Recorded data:
---+---
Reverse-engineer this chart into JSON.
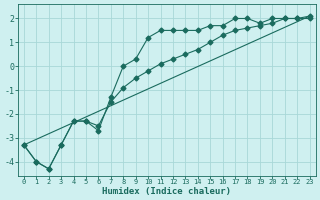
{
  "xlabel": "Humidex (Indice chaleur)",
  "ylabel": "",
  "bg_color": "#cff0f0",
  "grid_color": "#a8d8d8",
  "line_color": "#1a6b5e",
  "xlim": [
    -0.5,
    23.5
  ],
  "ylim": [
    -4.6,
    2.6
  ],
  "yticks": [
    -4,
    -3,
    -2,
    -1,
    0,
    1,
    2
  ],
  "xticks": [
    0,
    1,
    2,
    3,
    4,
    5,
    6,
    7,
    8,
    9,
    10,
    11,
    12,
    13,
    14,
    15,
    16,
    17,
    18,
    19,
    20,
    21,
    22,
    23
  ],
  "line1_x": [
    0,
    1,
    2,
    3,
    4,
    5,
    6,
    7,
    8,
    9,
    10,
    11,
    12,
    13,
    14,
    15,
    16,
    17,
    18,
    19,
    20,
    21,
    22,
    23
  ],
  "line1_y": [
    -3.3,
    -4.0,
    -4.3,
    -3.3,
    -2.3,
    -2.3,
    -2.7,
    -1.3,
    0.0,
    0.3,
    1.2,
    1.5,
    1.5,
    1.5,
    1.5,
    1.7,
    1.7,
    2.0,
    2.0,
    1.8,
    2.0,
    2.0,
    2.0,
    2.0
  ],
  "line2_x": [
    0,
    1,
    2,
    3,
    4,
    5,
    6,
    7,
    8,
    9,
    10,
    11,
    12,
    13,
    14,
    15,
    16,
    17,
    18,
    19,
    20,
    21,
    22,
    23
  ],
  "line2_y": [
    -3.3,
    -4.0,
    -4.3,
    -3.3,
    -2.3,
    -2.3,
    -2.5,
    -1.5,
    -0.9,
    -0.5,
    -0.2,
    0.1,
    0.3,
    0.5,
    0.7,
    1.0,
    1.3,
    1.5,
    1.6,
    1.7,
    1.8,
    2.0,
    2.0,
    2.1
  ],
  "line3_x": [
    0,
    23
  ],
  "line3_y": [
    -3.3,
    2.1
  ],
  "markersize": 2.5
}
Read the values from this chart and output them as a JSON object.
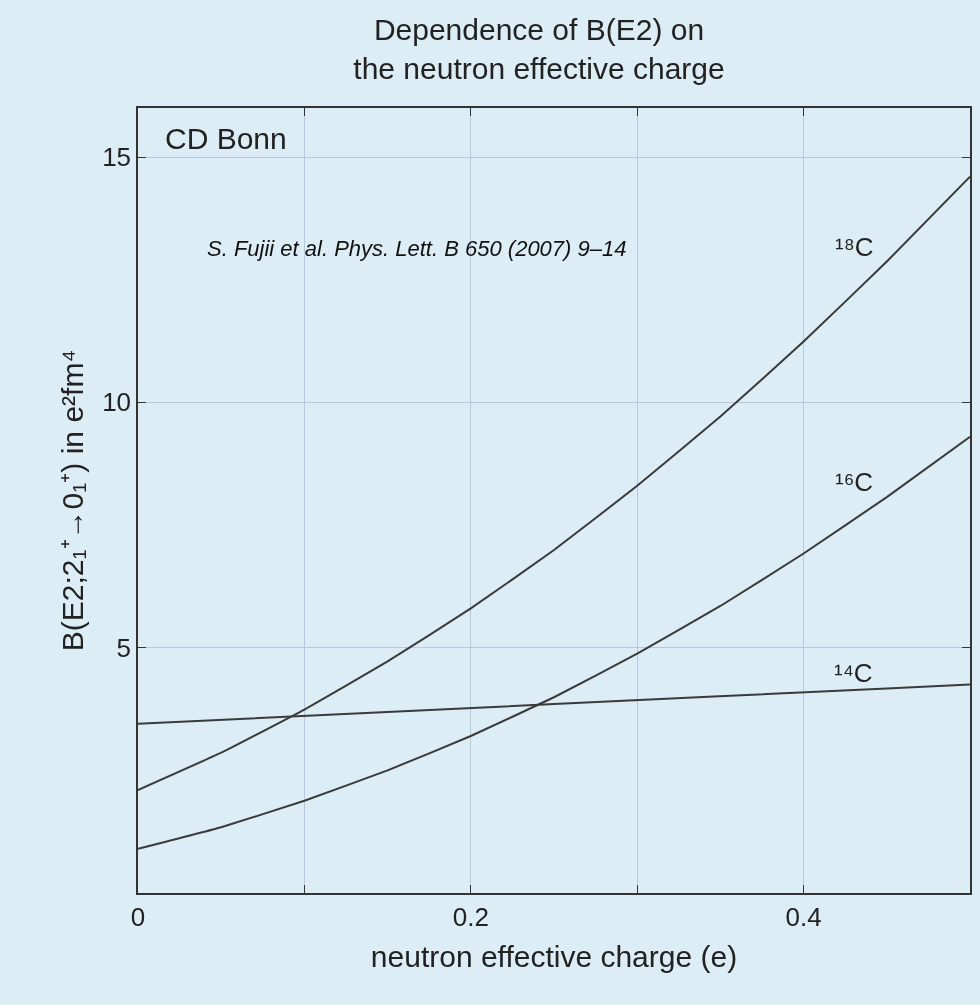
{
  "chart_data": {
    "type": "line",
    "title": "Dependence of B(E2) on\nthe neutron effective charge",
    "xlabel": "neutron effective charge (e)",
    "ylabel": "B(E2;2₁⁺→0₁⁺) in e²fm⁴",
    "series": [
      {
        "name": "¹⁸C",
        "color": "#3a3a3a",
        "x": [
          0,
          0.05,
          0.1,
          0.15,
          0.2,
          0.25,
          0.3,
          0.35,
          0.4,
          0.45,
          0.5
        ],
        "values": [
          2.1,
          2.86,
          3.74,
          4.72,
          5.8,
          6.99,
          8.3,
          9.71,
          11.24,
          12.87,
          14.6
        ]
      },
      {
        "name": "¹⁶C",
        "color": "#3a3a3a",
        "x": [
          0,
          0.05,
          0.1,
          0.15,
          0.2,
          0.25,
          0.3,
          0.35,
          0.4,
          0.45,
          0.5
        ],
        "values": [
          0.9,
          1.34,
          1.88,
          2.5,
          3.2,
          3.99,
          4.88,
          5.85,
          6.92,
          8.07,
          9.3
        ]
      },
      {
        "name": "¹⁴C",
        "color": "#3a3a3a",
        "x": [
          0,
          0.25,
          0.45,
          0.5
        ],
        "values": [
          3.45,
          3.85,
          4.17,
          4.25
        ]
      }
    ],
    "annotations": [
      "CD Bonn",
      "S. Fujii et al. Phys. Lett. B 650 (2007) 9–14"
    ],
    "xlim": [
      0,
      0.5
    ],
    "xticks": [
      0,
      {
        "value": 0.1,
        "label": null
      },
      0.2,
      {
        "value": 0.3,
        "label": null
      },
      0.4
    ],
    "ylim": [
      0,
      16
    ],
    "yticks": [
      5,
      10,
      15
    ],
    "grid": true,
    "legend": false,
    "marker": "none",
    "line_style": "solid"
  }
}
---+---
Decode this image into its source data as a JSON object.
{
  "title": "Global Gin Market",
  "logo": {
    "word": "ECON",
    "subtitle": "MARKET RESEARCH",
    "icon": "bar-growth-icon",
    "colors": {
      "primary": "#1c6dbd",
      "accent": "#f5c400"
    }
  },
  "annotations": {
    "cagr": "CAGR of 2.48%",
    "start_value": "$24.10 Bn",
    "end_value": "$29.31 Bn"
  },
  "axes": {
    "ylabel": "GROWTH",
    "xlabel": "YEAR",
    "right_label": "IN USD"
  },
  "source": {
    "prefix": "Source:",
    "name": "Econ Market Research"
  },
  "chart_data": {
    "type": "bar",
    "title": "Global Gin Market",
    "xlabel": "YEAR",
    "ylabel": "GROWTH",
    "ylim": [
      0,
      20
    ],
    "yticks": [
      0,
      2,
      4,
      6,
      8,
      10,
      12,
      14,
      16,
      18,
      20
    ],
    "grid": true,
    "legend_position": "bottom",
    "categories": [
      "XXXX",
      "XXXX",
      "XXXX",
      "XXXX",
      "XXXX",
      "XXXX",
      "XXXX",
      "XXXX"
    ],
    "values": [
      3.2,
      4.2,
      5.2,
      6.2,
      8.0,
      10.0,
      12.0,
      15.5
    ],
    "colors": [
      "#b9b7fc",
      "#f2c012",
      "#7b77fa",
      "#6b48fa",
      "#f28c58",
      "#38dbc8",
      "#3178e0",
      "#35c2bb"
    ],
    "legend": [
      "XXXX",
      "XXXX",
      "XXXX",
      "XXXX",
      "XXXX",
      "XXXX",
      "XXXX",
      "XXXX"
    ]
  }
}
---+---
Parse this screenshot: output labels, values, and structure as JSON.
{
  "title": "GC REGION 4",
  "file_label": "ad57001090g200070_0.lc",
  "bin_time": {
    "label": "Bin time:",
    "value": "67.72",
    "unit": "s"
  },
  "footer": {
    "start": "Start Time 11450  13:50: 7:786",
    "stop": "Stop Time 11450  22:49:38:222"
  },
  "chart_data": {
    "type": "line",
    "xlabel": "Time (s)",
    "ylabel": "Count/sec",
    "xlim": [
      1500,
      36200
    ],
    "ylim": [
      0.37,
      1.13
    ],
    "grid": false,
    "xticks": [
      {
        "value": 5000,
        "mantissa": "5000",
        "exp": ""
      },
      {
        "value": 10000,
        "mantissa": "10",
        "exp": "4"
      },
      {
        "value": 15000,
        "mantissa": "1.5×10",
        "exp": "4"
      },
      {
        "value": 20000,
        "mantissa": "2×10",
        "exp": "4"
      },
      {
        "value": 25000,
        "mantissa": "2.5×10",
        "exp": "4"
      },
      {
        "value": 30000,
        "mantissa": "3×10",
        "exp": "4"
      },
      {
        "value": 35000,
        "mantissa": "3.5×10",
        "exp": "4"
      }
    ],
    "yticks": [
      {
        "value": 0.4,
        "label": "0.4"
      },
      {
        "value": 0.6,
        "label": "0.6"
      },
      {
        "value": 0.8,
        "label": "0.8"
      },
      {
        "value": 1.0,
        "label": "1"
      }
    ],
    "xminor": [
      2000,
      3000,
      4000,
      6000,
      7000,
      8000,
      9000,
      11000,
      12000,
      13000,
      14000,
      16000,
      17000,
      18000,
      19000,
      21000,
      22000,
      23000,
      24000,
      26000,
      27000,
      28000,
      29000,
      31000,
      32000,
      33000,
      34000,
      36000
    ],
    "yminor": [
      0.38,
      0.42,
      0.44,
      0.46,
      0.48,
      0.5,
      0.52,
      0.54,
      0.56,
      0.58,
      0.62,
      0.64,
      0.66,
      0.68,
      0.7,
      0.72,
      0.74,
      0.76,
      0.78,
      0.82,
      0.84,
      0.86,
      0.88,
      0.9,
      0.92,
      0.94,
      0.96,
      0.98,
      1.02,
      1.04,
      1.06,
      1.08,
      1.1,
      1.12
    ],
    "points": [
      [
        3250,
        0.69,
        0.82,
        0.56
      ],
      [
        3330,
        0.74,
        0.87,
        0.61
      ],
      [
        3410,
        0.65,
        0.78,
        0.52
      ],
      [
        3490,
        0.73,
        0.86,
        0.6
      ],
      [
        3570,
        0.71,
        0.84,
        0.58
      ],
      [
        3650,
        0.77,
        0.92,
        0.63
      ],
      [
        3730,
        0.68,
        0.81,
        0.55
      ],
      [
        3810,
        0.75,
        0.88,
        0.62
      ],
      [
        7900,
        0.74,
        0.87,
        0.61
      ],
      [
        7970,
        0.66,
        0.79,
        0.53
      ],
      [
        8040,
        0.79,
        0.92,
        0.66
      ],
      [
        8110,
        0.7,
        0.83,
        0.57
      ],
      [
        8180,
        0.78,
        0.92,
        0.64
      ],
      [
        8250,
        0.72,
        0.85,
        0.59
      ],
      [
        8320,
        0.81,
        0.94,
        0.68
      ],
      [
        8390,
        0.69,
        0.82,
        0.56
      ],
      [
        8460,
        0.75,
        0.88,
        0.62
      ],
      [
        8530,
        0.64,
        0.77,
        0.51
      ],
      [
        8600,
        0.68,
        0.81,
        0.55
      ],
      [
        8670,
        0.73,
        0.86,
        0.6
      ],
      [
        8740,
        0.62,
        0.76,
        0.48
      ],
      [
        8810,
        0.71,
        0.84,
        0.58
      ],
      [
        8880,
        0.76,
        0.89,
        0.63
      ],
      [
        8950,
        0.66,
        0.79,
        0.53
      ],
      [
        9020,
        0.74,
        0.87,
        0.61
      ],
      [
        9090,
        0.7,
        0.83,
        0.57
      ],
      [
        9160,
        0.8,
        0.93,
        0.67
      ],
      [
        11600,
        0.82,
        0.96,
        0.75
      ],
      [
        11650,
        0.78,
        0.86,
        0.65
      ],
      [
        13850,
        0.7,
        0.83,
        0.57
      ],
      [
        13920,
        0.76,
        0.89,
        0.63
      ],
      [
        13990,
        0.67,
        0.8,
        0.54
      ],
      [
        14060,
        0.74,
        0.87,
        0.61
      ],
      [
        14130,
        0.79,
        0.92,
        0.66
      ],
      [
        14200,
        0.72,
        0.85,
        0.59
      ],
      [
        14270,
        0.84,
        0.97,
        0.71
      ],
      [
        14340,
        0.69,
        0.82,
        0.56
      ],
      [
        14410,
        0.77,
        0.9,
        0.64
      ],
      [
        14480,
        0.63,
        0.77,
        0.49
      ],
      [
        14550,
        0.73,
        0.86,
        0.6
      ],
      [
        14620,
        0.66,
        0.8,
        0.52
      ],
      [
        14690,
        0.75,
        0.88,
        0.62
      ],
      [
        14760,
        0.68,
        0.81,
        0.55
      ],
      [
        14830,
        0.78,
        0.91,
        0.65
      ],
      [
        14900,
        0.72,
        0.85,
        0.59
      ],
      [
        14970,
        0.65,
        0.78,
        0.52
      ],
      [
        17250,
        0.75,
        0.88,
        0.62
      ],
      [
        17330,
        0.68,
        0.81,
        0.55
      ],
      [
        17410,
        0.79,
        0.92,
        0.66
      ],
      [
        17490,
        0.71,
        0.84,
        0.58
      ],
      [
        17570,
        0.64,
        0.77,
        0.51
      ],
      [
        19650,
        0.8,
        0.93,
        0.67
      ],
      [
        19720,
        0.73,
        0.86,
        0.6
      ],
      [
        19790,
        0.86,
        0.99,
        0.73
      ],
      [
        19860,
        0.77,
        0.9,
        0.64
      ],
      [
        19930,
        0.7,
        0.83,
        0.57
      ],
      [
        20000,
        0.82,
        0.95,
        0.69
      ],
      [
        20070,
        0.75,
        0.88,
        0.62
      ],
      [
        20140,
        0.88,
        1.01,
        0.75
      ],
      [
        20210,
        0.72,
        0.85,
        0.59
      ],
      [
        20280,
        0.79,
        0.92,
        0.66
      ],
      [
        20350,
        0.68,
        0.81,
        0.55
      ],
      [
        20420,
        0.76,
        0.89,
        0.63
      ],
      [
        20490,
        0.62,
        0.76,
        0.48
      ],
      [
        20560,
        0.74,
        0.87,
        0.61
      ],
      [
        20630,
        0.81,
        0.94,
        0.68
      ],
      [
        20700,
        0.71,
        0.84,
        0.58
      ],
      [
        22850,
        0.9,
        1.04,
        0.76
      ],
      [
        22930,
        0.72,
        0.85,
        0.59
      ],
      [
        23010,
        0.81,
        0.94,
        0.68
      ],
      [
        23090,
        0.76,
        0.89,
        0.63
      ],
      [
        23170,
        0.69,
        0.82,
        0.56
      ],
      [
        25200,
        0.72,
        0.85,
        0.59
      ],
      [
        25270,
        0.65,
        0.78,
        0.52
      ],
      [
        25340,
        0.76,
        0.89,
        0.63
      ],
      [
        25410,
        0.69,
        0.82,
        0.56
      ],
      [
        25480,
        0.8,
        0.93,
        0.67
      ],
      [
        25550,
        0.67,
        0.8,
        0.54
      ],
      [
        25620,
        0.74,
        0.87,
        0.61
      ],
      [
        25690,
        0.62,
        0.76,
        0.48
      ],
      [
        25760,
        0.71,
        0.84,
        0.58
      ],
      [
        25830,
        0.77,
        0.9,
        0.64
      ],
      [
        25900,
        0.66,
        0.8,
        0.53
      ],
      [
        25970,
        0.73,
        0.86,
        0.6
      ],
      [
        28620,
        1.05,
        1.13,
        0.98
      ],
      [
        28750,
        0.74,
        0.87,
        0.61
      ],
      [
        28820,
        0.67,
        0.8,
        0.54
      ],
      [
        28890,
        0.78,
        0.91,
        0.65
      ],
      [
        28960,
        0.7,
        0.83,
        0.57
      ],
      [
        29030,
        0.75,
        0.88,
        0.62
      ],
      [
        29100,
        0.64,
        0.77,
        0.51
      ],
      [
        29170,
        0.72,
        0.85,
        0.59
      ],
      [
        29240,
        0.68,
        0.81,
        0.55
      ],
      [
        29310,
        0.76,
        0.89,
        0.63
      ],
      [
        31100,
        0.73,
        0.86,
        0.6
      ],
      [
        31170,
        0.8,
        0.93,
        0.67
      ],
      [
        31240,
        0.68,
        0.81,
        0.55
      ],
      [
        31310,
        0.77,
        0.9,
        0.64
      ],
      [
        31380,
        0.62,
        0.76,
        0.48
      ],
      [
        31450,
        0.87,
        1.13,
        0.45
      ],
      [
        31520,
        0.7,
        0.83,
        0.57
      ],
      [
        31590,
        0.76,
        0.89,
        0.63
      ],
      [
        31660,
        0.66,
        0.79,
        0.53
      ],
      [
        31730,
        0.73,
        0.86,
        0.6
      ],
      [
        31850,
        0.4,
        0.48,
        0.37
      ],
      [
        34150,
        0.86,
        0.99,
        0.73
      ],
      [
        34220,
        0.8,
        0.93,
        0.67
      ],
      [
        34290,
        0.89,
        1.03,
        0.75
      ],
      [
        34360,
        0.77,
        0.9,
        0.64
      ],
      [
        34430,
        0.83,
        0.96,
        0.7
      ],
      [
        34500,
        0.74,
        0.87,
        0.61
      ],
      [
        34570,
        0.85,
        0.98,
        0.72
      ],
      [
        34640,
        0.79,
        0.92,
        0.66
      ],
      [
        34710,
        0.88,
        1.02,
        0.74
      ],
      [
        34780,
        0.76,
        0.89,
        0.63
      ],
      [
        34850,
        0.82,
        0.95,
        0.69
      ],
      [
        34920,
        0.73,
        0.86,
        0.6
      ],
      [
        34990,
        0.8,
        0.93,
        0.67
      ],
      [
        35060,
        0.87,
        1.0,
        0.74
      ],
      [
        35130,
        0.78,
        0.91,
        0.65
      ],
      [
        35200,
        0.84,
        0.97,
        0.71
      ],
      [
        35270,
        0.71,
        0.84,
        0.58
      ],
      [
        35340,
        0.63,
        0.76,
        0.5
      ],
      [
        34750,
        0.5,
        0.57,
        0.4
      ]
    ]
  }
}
---+---
WHAT THE EXERCISE ASKS: Copy each line containing the word "object" from the data.

WRITTEN SOLUTION:
Read the values from this chart and output them as a JSON object.
Decode this image into its source data as a JSON object.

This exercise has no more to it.